(Recorded data)
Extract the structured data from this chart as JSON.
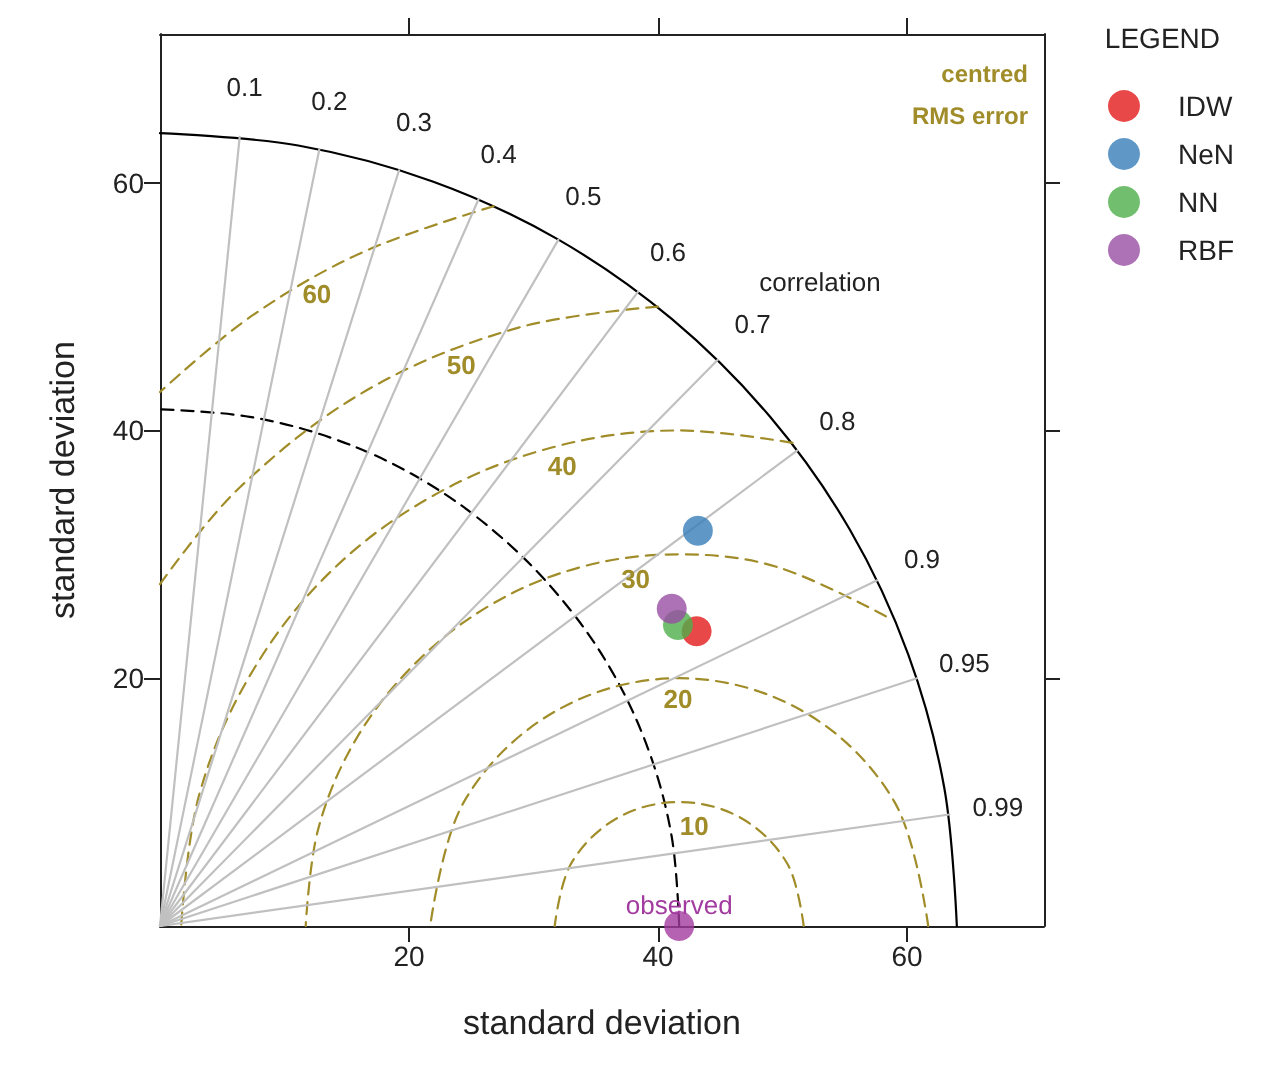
{
  "chart_data": {
    "type": "scatter",
    "xlabel": "standard deviation",
    "ylabel": "standard deviation",
    "legend_title": "LEGEND",
    "legend": "right",
    "grid": false,
    "marker": "circle",
    "xlim": [
      0,
      71
    ],
    "ylim": [
      0,
      72
    ],
    "xticks": [
      20,
      40,
      60
    ],
    "yticks": [
      20,
      40,
      60
    ],
    "series": [
      {
        "type": "line",
        "marker": "none",
        "color": "#000000",
        "line_style": "solid",
        "x": [
          64,
          63,
          60.1,
          55.4,
          49,
          41.1,
          32,
          21.9,
          11.1,
          0
        ],
        "values": [
          0,
          11.1,
          21.9,
          32,
          41.1,
          49,
          55.4,
          60.1,
          63,
          64
        ]
      },
      {
        "type": "line",
        "marker": "none",
        "color": "#000000",
        "line_style": "dashed",
        "x": [
          41.7,
          41.1,
          39.2,
          36.1,
          31.9,
          26.8,
          20.9,
          14.3,
          7.2,
          0
        ],
        "values": [
          0,
          7.2,
          14.3,
          20.9,
          26.8,
          31.9,
          36.1,
          39.2,
          41.1,
          41.7
        ]
      },
      {
        "type": "line",
        "marker": "none",
        "color": "#a08c28",
        "line_style": "dashed",
        "x": [
          51.7,
          50.4,
          46.7,
          41.7,
          36.7,
          33,
          31.7
        ],
        "values": [
          0,
          5,
          8.7,
          10,
          8.7,
          5,
          0
        ]
      },
      {
        "type": "line",
        "marker": "none",
        "color": "#a08c28",
        "line_style": "dashed",
        "x": [
          61.7,
          59,
          51.7,
          41.7,
          31.7,
          24.4,
          21.7
        ],
        "values": [
          0,
          10,
          17.3,
          20,
          17.3,
          10,
          0
        ]
      },
      {
        "type": "line",
        "marker": "none",
        "color": "#a08c28",
        "line_style": "dashed",
        "x": [
          58.3,
          49.5,
          41.7,
          33.9,
          26.7,
          20.5,
          15.7,
          12.7,
          11.7
        ],
        "values": [
          25,
          29,
          30,
          29,
          26,
          21.2,
          15,
          7.8,
          0
        ]
      },
      {
        "type": "line",
        "marker": "none",
        "color": "#a08c28",
        "line_style": "dashed",
        "x": [
          50.8,
          41.7,
          31.4,
          21.7,
          13.4,
          7.1,
          3.1,
          1.7
        ],
        "values": [
          39,
          40,
          38.6,
          34.6,
          28.3,
          20,
          10.4,
          0
        ]
      },
      {
        "type": "line",
        "marker": "none",
        "color": "#a08c28",
        "line_style": "dashed",
        "x": [
          40,
          28.8,
          16.7,
          6.4,
          0
        ],
        "values": [
          50,
          48.3,
          43.3,
          35.4,
          27.6
        ]
      },
      {
        "type": "line",
        "marker": "none",
        "color": "#a08c28",
        "line_style": "dashed",
        "x": [
          26.8,
          16.3,
          7.3,
          0
        ],
        "values": [
          58.1,
          54.4,
          49.2,
          43.1
        ]
      },
      {
        "type": "line",
        "marker": "none",
        "color": "#c0c0c0",
        "line_style": "solid",
        "x": [
          0,
          6.4
        ],
        "values": [
          0,
          63.7
        ]
      },
      {
        "type": "line",
        "marker": "none",
        "color": "#c0c0c0",
        "line_style": "solid",
        "x": [
          0,
          12.8
        ],
        "values": [
          0,
          62.7
        ]
      },
      {
        "type": "line",
        "marker": "none",
        "color": "#c0c0c0",
        "line_style": "solid",
        "x": [
          0,
          19.2
        ],
        "values": [
          0,
          61
        ]
      },
      {
        "type": "line",
        "marker": "none",
        "color": "#c0c0c0",
        "line_style": "solid",
        "x": [
          0,
          25.6
        ],
        "values": [
          0,
          58.7
        ]
      },
      {
        "type": "line",
        "marker": "none",
        "color": "#c0c0c0",
        "line_style": "solid",
        "x": [
          0,
          32
        ],
        "values": [
          0,
          55.4
        ]
      },
      {
        "type": "line",
        "marker": "none",
        "color": "#c0c0c0",
        "line_style": "solid",
        "x": [
          0,
          38.4
        ],
        "values": [
          0,
          51.2
        ]
      },
      {
        "type": "line",
        "marker": "none",
        "color": "#c0c0c0",
        "line_style": "solid",
        "x": [
          0,
          44.8
        ],
        "values": [
          0,
          45.7
        ]
      },
      {
        "type": "line",
        "marker": "none",
        "color": "#c0c0c0",
        "line_style": "solid",
        "x": [
          0,
          51.2
        ],
        "values": [
          0,
          38.4
        ]
      },
      {
        "type": "line",
        "marker": "none",
        "color": "#c0c0c0",
        "line_style": "solid",
        "x": [
          0,
          57.6
        ],
        "values": [
          0,
          27.9
        ]
      },
      {
        "type": "line",
        "marker": "none",
        "color": "#c0c0c0",
        "line_style": "solid",
        "x": [
          0,
          60.8
        ],
        "values": [
          0,
          20
        ]
      },
      {
        "type": "line",
        "marker": "none",
        "color": "#c0c0c0",
        "line_style": "solid",
        "x": [
          0,
          63.4
        ],
        "values": [
          0,
          9
        ]
      },
      {
        "type": "scatter",
        "color": "#a23ba0",
        "x": [
          41.7
        ],
        "values": [
          0
        ]
      },
      {
        "name": "IDW",
        "color": "#e41a1c",
        "x": [
          43.1
        ],
        "values": [
          23.8
        ]
      },
      {
        "name": "NeN",
        "color": "#377eb8",
        "x": [
          43.2
        ],
        "values": [
          31.9
        ]
      },
      {
        "name": "NN",
        "color": "#4daf4a",
        "x": [
          41.6
        ],
        "values": [
          24.3
        ]
      },
      {
        "name": "RBF",
        "color": "#984ea3",
        "x": [
          41.1
        ],
        "values": [
          25.6
        ]
      }
    ],
    "annotations": [
      "centred",
      "RMS error",
      {
        "text": "observed",
        "x": 41.7,
        "y": 0
      },
      "10",
      "20",
      "30",
      "40",
      "50",
      "60",
      "0.1",
      "0.2",
      "0.3",
      "0.4",
      "0.5",
      "0.6",
      "0.7",
      "0.8",
      "0.9",
      "0.95",
      "0.99",
      "correlation"
    ]
  }
}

TASK INSTRUCTIONS: Search the lines above for the string "deviation", then show every one that has it.

EXERCISE ANSWER:
    "xlabel": "standard deviation",
    "ylabel": "standard deviation",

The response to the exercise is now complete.